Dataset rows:
§ §

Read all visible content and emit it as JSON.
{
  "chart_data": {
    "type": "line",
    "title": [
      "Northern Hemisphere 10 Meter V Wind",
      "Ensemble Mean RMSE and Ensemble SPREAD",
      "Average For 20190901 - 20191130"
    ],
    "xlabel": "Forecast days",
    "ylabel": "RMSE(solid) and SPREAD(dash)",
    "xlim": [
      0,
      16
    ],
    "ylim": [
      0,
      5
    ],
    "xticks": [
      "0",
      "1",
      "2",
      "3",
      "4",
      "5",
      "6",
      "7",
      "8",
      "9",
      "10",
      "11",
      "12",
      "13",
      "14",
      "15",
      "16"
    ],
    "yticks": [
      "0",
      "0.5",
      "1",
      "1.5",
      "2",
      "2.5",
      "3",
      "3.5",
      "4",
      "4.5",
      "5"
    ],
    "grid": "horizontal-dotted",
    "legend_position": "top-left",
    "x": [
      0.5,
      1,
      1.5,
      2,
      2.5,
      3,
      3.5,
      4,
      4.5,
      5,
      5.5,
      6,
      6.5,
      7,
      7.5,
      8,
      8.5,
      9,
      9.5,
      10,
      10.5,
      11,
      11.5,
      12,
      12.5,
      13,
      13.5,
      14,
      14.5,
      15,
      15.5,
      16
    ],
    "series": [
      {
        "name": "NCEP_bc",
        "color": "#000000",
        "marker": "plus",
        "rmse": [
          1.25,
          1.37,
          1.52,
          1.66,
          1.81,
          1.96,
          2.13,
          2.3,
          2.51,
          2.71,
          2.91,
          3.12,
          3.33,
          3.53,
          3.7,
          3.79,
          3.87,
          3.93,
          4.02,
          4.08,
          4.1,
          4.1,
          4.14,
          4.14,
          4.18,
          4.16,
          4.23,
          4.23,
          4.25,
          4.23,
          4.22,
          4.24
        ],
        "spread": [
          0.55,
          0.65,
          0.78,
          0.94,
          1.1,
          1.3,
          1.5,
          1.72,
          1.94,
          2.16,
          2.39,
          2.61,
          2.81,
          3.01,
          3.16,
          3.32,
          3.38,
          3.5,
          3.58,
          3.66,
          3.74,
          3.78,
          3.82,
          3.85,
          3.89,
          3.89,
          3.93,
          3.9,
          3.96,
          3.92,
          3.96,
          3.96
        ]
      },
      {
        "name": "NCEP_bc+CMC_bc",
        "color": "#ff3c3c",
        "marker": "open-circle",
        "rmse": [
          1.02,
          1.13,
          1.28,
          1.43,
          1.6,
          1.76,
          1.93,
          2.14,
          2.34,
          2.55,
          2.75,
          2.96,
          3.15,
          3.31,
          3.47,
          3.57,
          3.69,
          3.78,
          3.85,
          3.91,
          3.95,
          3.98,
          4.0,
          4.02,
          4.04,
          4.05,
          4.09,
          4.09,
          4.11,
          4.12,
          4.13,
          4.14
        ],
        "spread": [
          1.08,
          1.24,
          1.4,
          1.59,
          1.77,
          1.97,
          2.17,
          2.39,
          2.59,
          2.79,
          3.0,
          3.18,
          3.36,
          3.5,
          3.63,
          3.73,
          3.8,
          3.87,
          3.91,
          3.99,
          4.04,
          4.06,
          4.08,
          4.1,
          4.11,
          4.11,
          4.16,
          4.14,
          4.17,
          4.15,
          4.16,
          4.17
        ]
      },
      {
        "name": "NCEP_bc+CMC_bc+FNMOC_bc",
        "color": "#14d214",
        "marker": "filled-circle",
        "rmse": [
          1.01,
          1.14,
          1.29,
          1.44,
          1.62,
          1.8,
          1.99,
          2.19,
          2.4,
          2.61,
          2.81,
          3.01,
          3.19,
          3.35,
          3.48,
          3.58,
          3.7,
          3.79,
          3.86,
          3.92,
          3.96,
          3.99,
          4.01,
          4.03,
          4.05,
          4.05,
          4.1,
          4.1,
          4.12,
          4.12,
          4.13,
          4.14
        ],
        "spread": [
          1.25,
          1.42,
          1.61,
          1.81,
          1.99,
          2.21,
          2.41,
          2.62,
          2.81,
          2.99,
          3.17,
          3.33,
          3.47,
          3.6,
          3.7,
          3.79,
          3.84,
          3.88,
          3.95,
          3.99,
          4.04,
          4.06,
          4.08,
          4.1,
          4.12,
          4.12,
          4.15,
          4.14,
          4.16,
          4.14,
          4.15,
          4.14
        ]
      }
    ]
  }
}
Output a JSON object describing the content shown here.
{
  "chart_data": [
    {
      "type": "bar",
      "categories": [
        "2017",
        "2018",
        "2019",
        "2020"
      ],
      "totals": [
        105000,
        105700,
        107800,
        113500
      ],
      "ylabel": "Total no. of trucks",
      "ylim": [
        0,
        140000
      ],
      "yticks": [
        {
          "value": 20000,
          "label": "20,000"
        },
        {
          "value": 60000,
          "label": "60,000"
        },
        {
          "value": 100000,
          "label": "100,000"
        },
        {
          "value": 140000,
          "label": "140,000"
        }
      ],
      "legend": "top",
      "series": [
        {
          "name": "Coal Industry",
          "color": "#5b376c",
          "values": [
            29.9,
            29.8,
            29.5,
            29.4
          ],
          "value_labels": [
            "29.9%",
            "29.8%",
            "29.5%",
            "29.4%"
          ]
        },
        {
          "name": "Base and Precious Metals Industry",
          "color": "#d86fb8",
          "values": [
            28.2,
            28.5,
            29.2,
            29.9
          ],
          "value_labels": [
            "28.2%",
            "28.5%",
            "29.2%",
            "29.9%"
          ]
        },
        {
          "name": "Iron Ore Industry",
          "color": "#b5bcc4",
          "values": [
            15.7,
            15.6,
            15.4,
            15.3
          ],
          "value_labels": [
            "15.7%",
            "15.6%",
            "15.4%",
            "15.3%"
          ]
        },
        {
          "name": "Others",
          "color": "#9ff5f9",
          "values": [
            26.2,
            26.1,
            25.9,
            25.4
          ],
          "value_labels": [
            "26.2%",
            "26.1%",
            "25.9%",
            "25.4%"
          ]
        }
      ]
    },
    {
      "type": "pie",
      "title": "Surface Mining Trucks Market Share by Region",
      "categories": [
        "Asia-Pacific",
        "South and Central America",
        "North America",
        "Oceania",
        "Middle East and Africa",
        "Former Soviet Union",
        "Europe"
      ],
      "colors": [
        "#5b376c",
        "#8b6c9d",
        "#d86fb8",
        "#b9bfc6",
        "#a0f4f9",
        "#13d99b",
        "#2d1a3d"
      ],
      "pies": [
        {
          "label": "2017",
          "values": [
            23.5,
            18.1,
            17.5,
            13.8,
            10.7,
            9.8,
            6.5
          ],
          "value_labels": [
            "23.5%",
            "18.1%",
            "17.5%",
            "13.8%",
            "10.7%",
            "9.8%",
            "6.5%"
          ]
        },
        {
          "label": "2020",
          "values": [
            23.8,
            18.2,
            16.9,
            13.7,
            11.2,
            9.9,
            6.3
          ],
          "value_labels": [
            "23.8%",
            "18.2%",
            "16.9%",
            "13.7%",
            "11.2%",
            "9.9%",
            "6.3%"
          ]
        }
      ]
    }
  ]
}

§ §

> **EXERCISE DETAILS**
Repeat the lines above exactly.

> **FULL RESPONSE**
Read all visible content and emit it as JSON.
{
  "chart_data": {
    "type": "line",
    "title": [
      "Northern Hemisphere 10 Meter V Wind",
      "Ensemble Mean RMSE and Ensemble SPREAD",
      "Average For 20190901 - 20191130"
    ],
    "xlabel": "Forecast days",
    "ylabel": "RMSE(solid) and SPREAD(dash)",
    "xlim": [
      0,
      16
    ],
    "ylim": [
      0,
      5
    ],
    "xticks": [
      "0",
      "1",
      "2",
      "3",
      "4",
      "5",
      "6",
      "7",
      "8",
      "9",
      "10",
      "11",
      "12",
      "13",
      "14",
      "15",
      "16"
    ],
    "yticks": [
      "0",
      "0.5",
      "1",
      "1.5",
      "2",
      "2.5",
      "3",
      "3.5",
      "4",
      "4.5",
      "5"
    ],
    "grid": "horizontal-dotted",
    "legend_position": "top-left",
    "x": [
      0.5,
      1,
      1.5,
      2,
      2.5,
      3,
      3.5,
      4,
      4.5,
      5,
      5.5,
      6,
      6.5,
      7,
      7.5,
      8,
      8.5,
      9,
      9.5,
      10,
      10.5,
      11,
      11.5,
      12,
      12.5,
      13,
      13.5,
      14,
      14.5,
      15,
      15.5,
      16
    ],
    "series": [
      {
        "name": "NCEP_bc",
        "color": "#000000",
        "marker": "plus",
        "rmse": [
          1.25,
          1.37,
          1.52,
          1.66,
          1.81,
          1.96,
          2.13,
          2.3,
          2.51,
          2.71,
          2.91,
          3.12,
          3.33,
          3.53,
          3.7,
          3.79,
          3.87,
          3.93,
          4.02,
          4.08,
          4.1,
          4.1,
          4.14,
          4.14,
          4.18,
          4.16,
          4.23,
          4.23,
          4.25,
          4.23,
          4.22,
          4.24
        ],
        "spread": [
          0.55,
          0.65,
          0.78,
          0.94,
          1.1,
          1.3,
          1.5,
          1.72,
          1.94,
          2.16,
          2.39,
          2.61,
          2.81,
          3.01,
          3.16,
          3.32,
          3.38,
          3.5,
          3.58,
          3.66,
          3.74,
          3.78,
          3.82,
          3.85,
          3.89,
          3.89,
          3.93,
          3.9,
          3.96,
          3.92,
          3.96,
          3.96
        ]
      },
      {
        "name": "NCEP_bc+CMC_bc",
        "color": "#ff3c3c",
        "marker": "open-circle",
        "rmse": [
          1.02,
          1.13,
          1.28,
          1.43,
          1.6,
          1.76,
          1.93,
          2.14,
          2.34,
          2.55,
          2.75,
          2.96,
          3.15,
          3.31,
          3.47,
          3.57,
          3.69,
          3.78,
          3.85,
          3.91,
          3.95,
          3.98,
          4.0,
          4.02,
          4.04,
          4.05,
          4.09,
          4.09,
          4.11,
          4.12,
          4.13,
          4.14
        ],
        "spread": [
          1.08,
          1.24,
          1.4,
          1.59,
          1.77,
          1.97,
          2.17,
          2.39,
          2.59,
          2.79,
          3.0,
          3.18,
          3.36,
          3.5,
          3.63,
          3.73,
          3.8,
          3.87,
          3.91,
          3.99,
          4.04,
          4.06,
          4.08,
          4.1,
          4.11,
          4.11,
          4.16,
          4.14,
          4.17,
          4.15,
          4.16,
          4.17
        ]
      },
      {
        "name": "NCEP_bc+CMC_bc+FNMOC_bc",
        "color": "#14d214",
        "marker": "filled-circle",
        "rmse": [
          1.01,
          1.14,
          1.29,
          1.44,
          1.62,
          1.8,
          1.99,
          2.19,
          2.4,
          2.61,
          2.81,
          3.01,
          3.19,
          3.35,
          3.48,
          3.58,
          3.7,
          3.79,
          3.86,
          3.92,
          3.96,
          3.99,
          4.01,
          4.03,
          4.05,
          4.05,
          4.1,
          4.1,
          4.12,
          4.12,
          4.13,
          4.14
        ],
        "spread": [
          1.25,
          1.42,
          1.61,
          1.81,
          1.99,
          2.21,
          2.41,
          2.62,
          2.81,
          2.99,
          3.17,
          3.33,
          3.47,
          3.6,
          3.7,
          3.79,
          3.84,
          3.88,
          3.95,
          3.99,
          4.04,
          4.06,
          4.08,
          4.1,
          4.12,
          4.12,
          4.15,
          4.14,
          4.16,
          4.14,
          4.15,
          4.14
        ]
      }
    ]
  }
}
Output a JSON object describing the content shown here.
{
  "chart_data": [
    {
      "type": "bar",
      "categories": [
        "2017",
        "2018",
        "2019",
        "2020"
      ],
      "totals": [
        105000,
        105700,
        107800,
        113500
      ],
      "ylabel": "Total no. of trucks",
      "ylim": [
        0,
        140000
      ],
      "yticks": [
        {
          "value": 20000,
          "label": "20,000"
        },
        {
          "value": 60000,
          "label": "60,000"
        },
        {
          "value": 100000,
          "label": "100,000"
        },
        {
          "value": 140000,
          "label": "140,000"
        }
      ],
      "legend": "top",
      "series": [
        {
          "name": "Coal Industry",
          "color": "#5b376c",
          "values": [
            29.9,
            29.8,
            29.5,
            29.4
          ],
          "value_labels": [
            "29.9%",
            "29.8%",
            "29.5%",
            "29.4%"
          ]
        },
        {
          "name": "Base and Precious Metals Industry",
          "color": "#d86fb8",
          "values": [
            28.2,
            28.5,
            29.2,
            29.9
          ],
          "value_labels": [
            "28.2%",
            "28.5%",
            "29.2%",
            "29.9%"
          ]
        },
        {
          "name": "Iron Ore Industry",
          "color": "#b5bcc4",
          "values": [
            15.7,
            15.6,
            15.4,
            15.3
          ],
          "value_labels": [
            "15.7%",
            "15.6%",
            "15.4%",
            "15.3%"
          ]
        },
        {
          "name": "Others",
          "color": "#9ff5f9",
          "values": [
            26.2,
            26.1,
            25.9,
            25.4
          ],
          "value_labels": [
            "26.2%",
            "26.1%",
            "25.9%",
            "25.4%"
          ]
        }
      ]
    },
    {
      "type": "pie",
      "title": "Surface Mining Trucks Market Share by Region",
      "categories": [
        "Asia-Pacific",
        "South and Central America",
        "North America",
        "Oceania",
        "Middle East and Africa",
        "Former Soviet Union",
        "Europe"
      ],
      "colors": [
        "#5b376c",
        "#8b6c9d",
        "#d86fb8",
        "#b9bfc6",
        "#a0f4f9",
        "#13d99b",
        "#2d1a3d"
      ],
      "pies": [
        {
          "label": "2017",
          "values": [
            23.5,
            18.1,
            17.5,
            13.8,
            10.7,
            9.8,
            6.5
          ],
          "value_labels": [
            "23.5%",
            "18.1%",
            "17.5%",
            "13.8%",
            "10.7%",
            "9.8%",
            "6.5%"
          ]
        },
        {
          "label": "2020",
          "values": [
            23.8,
            18.2,
            16.9,
            13.7,
            11.2,
            9.9,
            6.3
          ],
          "value_labels": [
            "23.8%",
            "18.2%",
            "16.9%",
            "13.7%",
            "11.2%",
            "9.9%",
            "6.3%"
          ]
        }
      ]
    }
  ]
}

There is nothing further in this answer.